### GIVEN INSTRUCTION 1
Answer these from the network issue message:
(a) Which protocol kept working for a reason the writer does not know?
(b) What did both main routers on the affected vlan claim?
(c) What kind of outage did the vlan issue cause?
### GIVEN INSTRUCTION 2
Put this sentence from the network issue message into Spanish: "For a currently unknown reason, OSPF was unaffected."
### GIVEN INSTRUCTION 3
From the network issue message, copy the passage that starts at the words "After correcting this, for" and ends after "public facing outage.".

### TEXT PROVIDED
%%
Re: [Wikitech-l] potential network issue due to packet losses

2 Jul 2012


      Hi Everyone -
This issue appears to be patched up. Please let me know immediately if
you see any more network issues.
Longer explanation - the root cause of issues we saw today was a
"fixed" router bug (our code version should not have been affected).
When in a firewall filter, packets are rejected (which sends an ICMP
rejected notice), the routing engine can receive too many of these
requests, causing the routing engine to "choke" on its backlog of
requests. This backup caused packets destined to the routing engine to
drop.  This caused several issues as VRRP, BFD, and BGP all stopped
processing. For a currently unknown reason, OSPF was unaffected.
After correcting this, for an unknown reason, one vlan was not
processing packets destined to the routing engine, while the other
vlans were properly processing these packets.  This caused both of our
main routers on that vlan to claim VRRP mastership - basically causing
two routers to claim to be the default gateway for the subnet which
contains the LVS servers.  After disabling VRRP, the router still was
not passing traffic destined to this vlan.  Turning down the vlan and
then turning it back up and adding and removing an arp policer (yes,
turning it off and on again) fixed this situation.  This vlan issue
caused a public facing outage.
%%
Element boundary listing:
%%
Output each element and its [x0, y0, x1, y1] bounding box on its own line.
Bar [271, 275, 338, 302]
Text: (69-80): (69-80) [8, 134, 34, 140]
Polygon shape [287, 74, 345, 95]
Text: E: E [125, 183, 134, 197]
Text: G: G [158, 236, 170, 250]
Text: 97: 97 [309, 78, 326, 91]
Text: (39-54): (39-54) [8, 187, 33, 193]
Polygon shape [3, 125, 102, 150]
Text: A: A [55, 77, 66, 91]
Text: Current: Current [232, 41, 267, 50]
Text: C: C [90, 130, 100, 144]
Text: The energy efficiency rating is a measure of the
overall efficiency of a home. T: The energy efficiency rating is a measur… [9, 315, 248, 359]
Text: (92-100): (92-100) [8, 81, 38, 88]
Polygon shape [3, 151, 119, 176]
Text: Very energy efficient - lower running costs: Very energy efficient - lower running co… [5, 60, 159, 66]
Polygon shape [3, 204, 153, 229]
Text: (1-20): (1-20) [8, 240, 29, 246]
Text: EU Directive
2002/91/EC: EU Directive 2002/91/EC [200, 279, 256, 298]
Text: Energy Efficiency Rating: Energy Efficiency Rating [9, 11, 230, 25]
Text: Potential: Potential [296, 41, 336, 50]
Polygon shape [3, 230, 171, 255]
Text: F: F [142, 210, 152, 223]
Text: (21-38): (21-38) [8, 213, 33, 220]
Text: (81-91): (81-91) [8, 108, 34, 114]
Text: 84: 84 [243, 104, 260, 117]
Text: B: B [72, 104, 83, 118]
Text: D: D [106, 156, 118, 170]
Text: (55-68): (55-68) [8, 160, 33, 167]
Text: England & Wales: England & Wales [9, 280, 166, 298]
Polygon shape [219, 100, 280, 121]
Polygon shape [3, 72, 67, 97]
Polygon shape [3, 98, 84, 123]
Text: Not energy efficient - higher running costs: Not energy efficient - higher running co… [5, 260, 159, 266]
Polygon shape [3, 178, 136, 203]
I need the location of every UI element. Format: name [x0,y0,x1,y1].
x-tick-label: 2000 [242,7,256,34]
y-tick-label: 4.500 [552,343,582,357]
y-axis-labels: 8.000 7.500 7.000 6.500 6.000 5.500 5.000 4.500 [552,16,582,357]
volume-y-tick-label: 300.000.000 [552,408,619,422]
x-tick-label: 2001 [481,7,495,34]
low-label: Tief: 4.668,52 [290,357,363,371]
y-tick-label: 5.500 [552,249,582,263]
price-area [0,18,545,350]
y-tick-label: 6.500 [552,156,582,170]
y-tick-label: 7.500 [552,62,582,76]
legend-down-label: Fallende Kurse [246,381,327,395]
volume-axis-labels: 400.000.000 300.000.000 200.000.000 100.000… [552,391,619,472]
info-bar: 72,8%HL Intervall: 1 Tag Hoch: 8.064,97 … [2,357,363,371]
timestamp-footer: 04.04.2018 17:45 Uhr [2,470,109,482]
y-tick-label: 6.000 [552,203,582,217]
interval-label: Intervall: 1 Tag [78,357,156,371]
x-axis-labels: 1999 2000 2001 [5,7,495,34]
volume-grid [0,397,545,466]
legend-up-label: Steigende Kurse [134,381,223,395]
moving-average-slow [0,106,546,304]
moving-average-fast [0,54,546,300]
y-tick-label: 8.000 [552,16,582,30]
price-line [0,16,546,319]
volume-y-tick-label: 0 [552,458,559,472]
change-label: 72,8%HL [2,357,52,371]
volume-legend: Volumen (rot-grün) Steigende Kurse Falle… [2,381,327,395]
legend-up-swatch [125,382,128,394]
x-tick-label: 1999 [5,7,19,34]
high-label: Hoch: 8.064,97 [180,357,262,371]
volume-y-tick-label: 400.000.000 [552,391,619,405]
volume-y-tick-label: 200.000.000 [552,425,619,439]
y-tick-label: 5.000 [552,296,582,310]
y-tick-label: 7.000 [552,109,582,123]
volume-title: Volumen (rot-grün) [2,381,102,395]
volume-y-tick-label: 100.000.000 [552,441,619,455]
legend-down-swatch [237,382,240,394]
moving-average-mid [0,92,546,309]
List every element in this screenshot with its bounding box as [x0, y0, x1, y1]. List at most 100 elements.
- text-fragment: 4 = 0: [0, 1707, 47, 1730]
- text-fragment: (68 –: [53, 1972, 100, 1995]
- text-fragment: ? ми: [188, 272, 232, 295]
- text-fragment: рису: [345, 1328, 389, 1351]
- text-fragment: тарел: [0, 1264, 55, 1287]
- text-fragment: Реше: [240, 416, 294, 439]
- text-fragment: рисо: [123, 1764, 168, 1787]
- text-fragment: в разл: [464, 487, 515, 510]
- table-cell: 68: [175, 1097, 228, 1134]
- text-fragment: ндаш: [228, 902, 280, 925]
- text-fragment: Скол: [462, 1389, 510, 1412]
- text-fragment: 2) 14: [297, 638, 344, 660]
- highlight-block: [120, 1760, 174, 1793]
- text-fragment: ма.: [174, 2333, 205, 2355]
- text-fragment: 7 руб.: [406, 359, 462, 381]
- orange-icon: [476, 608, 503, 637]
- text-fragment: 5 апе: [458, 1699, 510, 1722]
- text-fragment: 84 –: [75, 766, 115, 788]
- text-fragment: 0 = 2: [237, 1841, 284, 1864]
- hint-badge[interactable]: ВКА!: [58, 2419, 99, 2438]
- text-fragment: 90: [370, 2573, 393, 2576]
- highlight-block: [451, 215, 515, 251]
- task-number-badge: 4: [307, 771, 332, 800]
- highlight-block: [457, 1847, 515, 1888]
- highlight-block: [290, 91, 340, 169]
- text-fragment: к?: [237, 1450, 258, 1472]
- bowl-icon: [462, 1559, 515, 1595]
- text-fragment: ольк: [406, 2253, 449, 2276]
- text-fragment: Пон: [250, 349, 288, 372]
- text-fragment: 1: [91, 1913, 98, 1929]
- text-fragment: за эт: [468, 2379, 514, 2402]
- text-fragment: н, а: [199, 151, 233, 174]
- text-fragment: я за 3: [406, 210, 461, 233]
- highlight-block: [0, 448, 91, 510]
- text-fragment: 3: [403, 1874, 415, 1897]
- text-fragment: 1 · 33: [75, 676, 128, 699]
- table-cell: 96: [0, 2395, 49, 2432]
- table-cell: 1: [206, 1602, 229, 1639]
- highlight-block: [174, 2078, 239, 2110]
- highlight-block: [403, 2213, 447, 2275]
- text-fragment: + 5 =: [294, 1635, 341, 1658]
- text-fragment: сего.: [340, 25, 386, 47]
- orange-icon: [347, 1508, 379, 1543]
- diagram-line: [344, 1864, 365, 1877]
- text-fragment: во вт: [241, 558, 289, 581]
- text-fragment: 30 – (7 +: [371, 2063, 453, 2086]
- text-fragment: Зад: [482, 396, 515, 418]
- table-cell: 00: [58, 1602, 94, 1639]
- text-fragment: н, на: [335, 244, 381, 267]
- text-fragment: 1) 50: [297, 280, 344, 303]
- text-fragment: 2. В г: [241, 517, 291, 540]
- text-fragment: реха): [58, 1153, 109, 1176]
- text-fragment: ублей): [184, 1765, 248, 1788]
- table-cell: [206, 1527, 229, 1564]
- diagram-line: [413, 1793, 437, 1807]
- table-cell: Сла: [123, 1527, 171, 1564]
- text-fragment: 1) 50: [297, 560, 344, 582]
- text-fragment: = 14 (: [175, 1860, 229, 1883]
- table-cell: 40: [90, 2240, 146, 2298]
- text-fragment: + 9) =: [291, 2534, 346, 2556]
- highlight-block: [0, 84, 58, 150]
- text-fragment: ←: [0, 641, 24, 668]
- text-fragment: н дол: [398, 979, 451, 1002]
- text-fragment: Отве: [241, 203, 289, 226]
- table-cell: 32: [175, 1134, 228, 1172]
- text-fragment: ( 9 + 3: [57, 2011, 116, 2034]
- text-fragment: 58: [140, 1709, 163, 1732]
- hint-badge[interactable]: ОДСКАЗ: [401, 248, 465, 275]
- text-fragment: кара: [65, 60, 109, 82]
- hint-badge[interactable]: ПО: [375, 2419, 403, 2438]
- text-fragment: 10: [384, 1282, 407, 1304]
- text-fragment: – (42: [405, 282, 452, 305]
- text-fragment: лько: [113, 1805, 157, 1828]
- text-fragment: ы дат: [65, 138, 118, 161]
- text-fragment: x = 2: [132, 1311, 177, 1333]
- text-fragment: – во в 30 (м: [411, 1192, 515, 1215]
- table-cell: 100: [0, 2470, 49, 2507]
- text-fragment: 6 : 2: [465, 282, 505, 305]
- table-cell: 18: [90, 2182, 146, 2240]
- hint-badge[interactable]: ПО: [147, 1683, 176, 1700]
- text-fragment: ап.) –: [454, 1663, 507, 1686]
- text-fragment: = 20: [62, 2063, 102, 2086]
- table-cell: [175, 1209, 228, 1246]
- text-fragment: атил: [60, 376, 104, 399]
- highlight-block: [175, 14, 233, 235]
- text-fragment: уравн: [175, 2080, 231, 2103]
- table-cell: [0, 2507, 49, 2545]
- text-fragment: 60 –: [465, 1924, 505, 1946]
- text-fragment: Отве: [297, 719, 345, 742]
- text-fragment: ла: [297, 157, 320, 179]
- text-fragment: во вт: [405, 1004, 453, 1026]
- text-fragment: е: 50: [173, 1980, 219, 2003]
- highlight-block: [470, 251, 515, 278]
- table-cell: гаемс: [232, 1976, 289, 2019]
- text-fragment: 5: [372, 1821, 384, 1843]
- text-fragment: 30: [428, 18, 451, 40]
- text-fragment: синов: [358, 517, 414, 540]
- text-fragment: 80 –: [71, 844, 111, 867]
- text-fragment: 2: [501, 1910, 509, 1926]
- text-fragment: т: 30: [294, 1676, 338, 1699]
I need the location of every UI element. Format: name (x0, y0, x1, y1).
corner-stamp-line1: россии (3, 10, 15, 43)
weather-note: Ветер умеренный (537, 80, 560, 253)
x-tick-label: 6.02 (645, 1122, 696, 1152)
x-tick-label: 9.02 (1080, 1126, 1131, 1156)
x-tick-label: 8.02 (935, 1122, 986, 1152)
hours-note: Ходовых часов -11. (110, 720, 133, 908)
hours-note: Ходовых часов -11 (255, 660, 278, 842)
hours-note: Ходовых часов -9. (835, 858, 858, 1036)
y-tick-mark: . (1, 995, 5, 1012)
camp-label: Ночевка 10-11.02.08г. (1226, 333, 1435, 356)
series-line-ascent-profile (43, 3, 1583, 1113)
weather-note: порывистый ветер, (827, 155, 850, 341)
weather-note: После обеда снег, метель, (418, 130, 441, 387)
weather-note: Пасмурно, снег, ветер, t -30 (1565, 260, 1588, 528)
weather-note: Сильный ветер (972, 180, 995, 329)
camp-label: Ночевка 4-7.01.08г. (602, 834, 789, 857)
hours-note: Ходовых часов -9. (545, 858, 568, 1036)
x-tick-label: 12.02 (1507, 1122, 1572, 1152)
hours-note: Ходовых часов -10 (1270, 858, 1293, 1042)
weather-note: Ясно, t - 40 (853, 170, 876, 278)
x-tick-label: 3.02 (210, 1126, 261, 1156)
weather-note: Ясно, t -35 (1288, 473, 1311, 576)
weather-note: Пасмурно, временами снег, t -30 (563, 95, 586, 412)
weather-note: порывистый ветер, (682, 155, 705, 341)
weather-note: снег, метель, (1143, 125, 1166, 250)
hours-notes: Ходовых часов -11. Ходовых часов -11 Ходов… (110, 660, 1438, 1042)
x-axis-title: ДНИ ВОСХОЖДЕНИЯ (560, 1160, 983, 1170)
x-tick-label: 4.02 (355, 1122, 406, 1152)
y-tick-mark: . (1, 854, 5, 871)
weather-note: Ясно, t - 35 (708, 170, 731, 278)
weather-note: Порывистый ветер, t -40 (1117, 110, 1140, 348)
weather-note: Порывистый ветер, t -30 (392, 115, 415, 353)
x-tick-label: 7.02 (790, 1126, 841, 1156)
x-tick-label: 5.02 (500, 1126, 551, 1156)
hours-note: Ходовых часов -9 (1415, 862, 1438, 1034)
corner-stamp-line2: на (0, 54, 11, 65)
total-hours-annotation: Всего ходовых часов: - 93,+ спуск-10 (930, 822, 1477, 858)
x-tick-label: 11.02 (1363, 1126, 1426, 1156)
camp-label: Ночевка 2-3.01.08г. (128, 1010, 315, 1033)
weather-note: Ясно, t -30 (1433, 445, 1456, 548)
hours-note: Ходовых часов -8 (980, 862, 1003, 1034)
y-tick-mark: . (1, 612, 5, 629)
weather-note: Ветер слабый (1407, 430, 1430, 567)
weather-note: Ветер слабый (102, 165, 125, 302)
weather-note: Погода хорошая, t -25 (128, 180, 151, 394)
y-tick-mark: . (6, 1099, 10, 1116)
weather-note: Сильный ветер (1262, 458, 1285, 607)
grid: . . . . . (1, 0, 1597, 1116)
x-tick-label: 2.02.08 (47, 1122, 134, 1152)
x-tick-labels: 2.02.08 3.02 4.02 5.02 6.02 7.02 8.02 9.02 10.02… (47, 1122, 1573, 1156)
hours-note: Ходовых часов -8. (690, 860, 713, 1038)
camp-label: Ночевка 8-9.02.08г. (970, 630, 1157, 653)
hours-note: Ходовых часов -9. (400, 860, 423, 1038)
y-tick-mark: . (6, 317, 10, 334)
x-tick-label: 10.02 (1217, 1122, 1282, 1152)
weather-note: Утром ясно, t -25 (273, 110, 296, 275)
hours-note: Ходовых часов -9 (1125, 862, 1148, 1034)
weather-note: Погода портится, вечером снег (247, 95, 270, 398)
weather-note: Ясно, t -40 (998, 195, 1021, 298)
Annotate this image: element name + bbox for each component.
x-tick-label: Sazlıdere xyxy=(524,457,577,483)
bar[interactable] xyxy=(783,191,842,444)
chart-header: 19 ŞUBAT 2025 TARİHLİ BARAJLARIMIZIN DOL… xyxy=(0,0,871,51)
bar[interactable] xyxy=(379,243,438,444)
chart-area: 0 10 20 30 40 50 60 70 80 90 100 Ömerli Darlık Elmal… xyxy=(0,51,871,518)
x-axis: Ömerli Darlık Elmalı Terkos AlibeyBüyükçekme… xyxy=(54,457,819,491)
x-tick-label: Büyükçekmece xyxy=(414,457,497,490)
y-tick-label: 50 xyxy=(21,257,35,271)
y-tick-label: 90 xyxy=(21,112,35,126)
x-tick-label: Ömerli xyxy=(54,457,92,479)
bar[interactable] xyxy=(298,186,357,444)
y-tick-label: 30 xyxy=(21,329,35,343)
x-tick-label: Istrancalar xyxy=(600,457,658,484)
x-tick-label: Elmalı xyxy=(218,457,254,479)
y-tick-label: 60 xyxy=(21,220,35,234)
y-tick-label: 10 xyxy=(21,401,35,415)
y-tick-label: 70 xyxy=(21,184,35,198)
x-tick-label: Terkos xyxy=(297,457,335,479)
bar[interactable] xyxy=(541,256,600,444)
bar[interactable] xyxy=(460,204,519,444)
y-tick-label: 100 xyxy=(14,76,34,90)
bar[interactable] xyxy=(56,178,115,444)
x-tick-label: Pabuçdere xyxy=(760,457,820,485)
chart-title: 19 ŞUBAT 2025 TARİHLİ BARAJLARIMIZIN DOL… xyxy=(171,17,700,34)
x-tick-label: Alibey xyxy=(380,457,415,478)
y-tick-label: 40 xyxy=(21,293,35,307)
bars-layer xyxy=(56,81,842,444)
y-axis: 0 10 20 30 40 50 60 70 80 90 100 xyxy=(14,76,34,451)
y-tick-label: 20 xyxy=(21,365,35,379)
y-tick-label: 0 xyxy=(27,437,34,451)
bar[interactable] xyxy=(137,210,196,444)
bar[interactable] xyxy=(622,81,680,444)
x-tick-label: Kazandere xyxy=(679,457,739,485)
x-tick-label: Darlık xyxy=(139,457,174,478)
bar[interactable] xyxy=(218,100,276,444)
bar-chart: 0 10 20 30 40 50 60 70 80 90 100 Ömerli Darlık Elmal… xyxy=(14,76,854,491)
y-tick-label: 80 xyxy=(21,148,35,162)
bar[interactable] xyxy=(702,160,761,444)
%%
### PROBLEM SOLUTION 1
(a) OSPF
(b) VRRP mastership
(c) A public facing outage

### PROBLEM SOLUTION 2
Por una razón actualmente desconocida, OSPF no se vio afectado.

### PROBLEM SOLUTION 3
After correcting this, for an unknown reason, one vlan was not
processing packets destined to the routing engine, while the other
vlans were properly processing these packets.  This caused both of our
main routers on that vlan to claim VRRP mastership - basically causing
two routers to claim to be the default gateway for the subnet which
contains the LVS servers.  After disabling VRRP, the router still was
not passing traffic destined to this vlan.  Turning down the vlan and
then turning it back up and adding and removing an arp policer (yes,
turning it off and on again) fixed this situation.  This vlan issue
caused a public facing outage.